» Aim of the exercise:
Present the following entries again, word for word and in full.

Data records
--------------------------------------------------
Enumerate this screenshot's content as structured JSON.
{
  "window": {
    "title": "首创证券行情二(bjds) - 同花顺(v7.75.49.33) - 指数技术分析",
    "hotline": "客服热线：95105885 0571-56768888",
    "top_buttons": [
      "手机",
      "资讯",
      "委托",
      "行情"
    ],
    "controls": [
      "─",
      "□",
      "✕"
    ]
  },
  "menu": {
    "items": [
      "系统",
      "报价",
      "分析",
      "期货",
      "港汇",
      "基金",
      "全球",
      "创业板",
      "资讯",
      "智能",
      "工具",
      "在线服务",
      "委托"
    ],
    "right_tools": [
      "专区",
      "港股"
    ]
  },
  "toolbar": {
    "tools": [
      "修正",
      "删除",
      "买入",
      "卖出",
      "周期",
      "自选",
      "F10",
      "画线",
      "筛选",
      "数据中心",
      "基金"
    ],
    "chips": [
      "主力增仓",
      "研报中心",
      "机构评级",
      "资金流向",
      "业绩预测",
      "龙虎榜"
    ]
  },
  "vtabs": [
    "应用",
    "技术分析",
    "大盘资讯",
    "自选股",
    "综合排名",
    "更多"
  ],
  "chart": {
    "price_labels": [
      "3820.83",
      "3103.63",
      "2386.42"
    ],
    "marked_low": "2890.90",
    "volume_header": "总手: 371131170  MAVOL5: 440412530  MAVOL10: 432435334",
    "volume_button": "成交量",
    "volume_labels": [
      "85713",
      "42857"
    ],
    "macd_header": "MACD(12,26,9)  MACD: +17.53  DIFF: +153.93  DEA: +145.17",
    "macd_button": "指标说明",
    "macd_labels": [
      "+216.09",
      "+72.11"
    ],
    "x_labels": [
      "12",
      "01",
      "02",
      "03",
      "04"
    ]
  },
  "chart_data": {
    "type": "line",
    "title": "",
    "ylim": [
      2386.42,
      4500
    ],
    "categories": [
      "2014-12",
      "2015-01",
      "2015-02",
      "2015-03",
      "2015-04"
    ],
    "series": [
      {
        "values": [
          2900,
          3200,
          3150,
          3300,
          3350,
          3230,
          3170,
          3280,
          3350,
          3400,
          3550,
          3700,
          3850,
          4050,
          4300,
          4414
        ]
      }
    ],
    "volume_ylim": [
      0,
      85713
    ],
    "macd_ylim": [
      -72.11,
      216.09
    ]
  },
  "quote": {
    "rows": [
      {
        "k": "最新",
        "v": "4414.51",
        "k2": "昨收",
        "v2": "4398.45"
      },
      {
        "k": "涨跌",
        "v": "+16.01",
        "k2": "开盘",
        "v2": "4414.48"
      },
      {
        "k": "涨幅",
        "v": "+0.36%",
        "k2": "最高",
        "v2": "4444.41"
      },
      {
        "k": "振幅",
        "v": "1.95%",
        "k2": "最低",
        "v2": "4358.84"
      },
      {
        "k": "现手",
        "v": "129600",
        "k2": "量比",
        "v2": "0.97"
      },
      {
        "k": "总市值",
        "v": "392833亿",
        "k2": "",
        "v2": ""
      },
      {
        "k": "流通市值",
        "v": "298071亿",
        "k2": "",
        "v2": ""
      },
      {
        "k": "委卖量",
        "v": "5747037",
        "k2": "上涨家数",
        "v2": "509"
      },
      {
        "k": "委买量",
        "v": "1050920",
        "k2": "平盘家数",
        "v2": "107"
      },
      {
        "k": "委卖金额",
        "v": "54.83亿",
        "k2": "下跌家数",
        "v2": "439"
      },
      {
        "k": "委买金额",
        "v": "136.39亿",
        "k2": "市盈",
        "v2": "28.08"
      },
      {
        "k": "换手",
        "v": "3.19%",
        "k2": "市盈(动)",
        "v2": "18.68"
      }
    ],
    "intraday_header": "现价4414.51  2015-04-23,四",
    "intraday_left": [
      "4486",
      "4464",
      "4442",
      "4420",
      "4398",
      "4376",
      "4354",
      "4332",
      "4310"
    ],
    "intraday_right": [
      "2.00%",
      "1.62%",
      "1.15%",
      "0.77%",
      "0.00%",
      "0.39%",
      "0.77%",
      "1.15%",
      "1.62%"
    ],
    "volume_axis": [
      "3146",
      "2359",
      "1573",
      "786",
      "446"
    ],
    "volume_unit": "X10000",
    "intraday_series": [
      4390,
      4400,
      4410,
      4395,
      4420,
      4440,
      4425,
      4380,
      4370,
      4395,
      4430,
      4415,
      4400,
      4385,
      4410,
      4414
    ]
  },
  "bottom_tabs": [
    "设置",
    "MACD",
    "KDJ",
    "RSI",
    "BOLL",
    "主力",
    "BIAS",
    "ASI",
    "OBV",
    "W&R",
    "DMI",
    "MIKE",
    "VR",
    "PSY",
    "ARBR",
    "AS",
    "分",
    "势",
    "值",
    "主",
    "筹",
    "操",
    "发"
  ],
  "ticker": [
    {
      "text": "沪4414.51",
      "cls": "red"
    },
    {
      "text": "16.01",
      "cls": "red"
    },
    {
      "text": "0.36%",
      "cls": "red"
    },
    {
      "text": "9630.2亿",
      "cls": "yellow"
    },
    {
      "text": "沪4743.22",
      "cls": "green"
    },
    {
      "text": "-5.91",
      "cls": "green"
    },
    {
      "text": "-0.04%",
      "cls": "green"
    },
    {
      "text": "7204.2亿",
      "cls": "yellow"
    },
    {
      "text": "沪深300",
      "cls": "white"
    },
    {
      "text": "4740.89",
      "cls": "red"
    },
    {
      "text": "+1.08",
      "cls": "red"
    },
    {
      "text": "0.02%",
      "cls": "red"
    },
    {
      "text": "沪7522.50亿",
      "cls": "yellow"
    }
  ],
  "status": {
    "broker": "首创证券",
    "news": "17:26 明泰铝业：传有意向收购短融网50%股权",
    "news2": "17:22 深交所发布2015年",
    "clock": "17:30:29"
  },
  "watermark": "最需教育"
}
--------------------------------------------------
» Task response:
Enumerate this screenshot's content as structured JSON.
{
  "window": {
    "title": "首创证券行情二(bjds) - 同花顺(v7.75.49.33) - 指数技术分析",
    "hotline": "客服热线：95105885 0571-56768888",
    "top_buttons": [
      "手机",
      "资讯",
      "委托",
      "行情"
    ],
    "controls": [
      "─",
      "□",
      "✕"
    ]
  },
  "menu": {
    "items": [
      "系统",
      "报价",
      "分析",
      "期货",
      "港汇",
      "基金",
      "全球",
      "创业板",
      "资讯",
      "智能",
      "工具",
      "在线服务",
      "委托"
    ],
    "right_tools": [
      "专区",
      "港股"
    ]
  },
  "toolbar": {
    "tools": [
      "修正",
      "删除",
      "买入",
      "卖出",
      "周期",
      "自选",
      "F10",
      "画线",
      "筛选",
      "数据中心",
      "基金"
    ],
    "chips": [
      "主力增仓",
      "研报中心",
      "机构评级",
      "资金流向",
      "业绩预测",
      "龙虎榜"
    ]
  },
  "vtabs": [
    "应用",
    "技术分析",
    "大盘资讯",
    "自选股",
    "综合排名",
    "更多"
  ],
  "chart": {
    "price_labels": [
      "3820.83",
      "3103.63",
      "2386.42"
    ],
    "marked_low": "2890.90",
    "volume_header": "总手: 371131170  MAVOL5: 440412530  MAVOL10: 432435334",
    "volume_button": "成交量",
    "volume_labels": [
      "85713",
      "42857"
    ],
    "macd_header": "MACD(12,26,9)  MACD: +17.53  DIFF: +153.93  DEA: +145.17",
    "macd_button": "指标说明",
    "macd_labels": [
      "+216.09",
      "+72.11"
    ],
    "x_labels": [
      "12",
      "01",
      "02",
      "03",
      "04"
    ]
  },
  "chart_data": {
    "type": "line",
    "title": "",
    "ylim": [
      2386.42,
      4500
    ],
    "categories": [
      "2014-12",
      "2015-01",
      "2015-02",
      "2015-03",
      "2015-04"
    ],
    "series": [
      {
        "values": [
          2900,
          3200,
          3150,
          3300,
          3350,
          3230,
          3170,
          3280,
          3350,
          3400,
          3550,
          3700,
          3850,
          4050,
          4300,
          4414
        ]
      }
    ],
    "volume_ylim": [
      0,
      85713
    ],
    "macd_ylim": [
      -72.11,
      216.09
    ]
  },
  "quote": {
    "rows": [
      {
        "k": "最新",
        "v": "4414.51",
        "k2": "昨收",
        "v2": "4398.45"
      },
      {
        "k": "涨跌",
        "v": "+16.01",
        "k2": "开盘",
        "v2": "4414.48"
      },
      {
        "k": "涨幅",
        "v": "+0.36%",
        "k2": "最高",
        "v2": "4444.41"
      },
      {
        "k": "振幅",
        "v": "1.95%",
        "k2": "最低",
        "v2": "4358.84"
      },
      {
        "k": "现手",
        "v": "129600",
        "k2": "量比",
        "v2": "0.97"
      },
      {
        "k": "总市值",
        "v": "392833亿",
        "k2": "",
        "v2": ""
      },
      {
        "k": "流通市值",
        "v": "298071亿",
        "k2": "",
        "v2": ""
      },
      {
        "k": "委卖量",
        "v": "5747037",
        "k2": "上涨家数",
        "v2": "509"
      },
      {
        "k": "委买量",
        "v": "1050920",
        "k2": "平盘家数",
        "v2": "107"
      },
      {
        "k": "委卖金额",
        "v": "54.83亿",
        "k2": "下跌家数",
        "v2": "439"
      },
      {
        "k": "委买金额",
        "v": "136.39亿",
        "k2": "市盈",
        "v2": "28.08"
      },
      {
        "k": "换手",
        "v": "3.19%",
        "k2": "市盈(动)",
        "v2": "18.68"
      }
    ],
    "intraday_header": "现价4414.51  2015-04-23,四",
    "intraday_left": [
      "4486",
      "4464",
      "4442",
      "4420",
      "4398",
      "4376",
      "4354",
      "4332",
      "4310"
    ],
    "intraday_right": [
      "2.00%",
      "1.62%",
      "1.15%",
      "0.77%",
      "0.00%",
      "0.39%",
      "0.77%",
      "1.15%",
      "1.62%"
    ],
    "volume_axis": [
      "3146",
      "2359",
      "1573",
      "786",
      "446"
    ],
    "volume_unit": "X10000",
    "intraday_series": [
      4390,
      4400,
      4410,
      4395,
      4420,
      4440,
      4425,
      4380,
      4370,
      4395,
      4430,
      4415,
      4400,
      4385,
      4410,
      4414
    ]
  },
  "bottom_tabs": [
    "设置",
    "MACD",
    "KDJ",
    "RSI",
    "BOLL",
    "主力",
    "BIAS",
    "ASI",
    "OBV",
    "W&R",
    "DMI",
    "MIKE",
    "VR",
    "PSY",
    "ARBR",
    "AS",
    "分",
    "势",
    "值",
    "主",
    "筹",
    "操",
    "发"
  ],
  "ticker": [
    {
      "text": "沪4414.51",
      "cls": "red"
    },
    {
      "text": "16.01",
      "cls": "red"
    },
    {
      "text": "0.36%",
      "cls": "red"
    },
    {
      "text": "9630.2亿",
      "cls": "yellow"
    },
    {
      "text": "沪4743.22",
      "cls": "green"
    },
    {
      "text": "-5.91",
      "cls": "green"
    },
    {
      "text": "-0.04%",
      "cls": "green"
    },
    {
      "text": "7204.2亿",
      "cls": "yellow"
    },
    {
      "text": "沪深300",
      "cls": "white"
    },
    {
      "text": "4740.89",
      "cls": "red"
    },
    {
      "text": "+1.08",
      "cls": "red"
    },
    {
      "text": "0.02%",
      "cls": "red"
    },
    {
      "text": "沪7522.50亿",
      "cls": "yellow"
    }
  ],
  "status": {
    "broker": "首创证券",
    "news": "17:26 明泰铝业：传有意向收购短融网50%股权",
    "news2": "17:22 深交所发布2015年",
    "clock": "17:30:29"
  },
  "watermark": "最需教育"
}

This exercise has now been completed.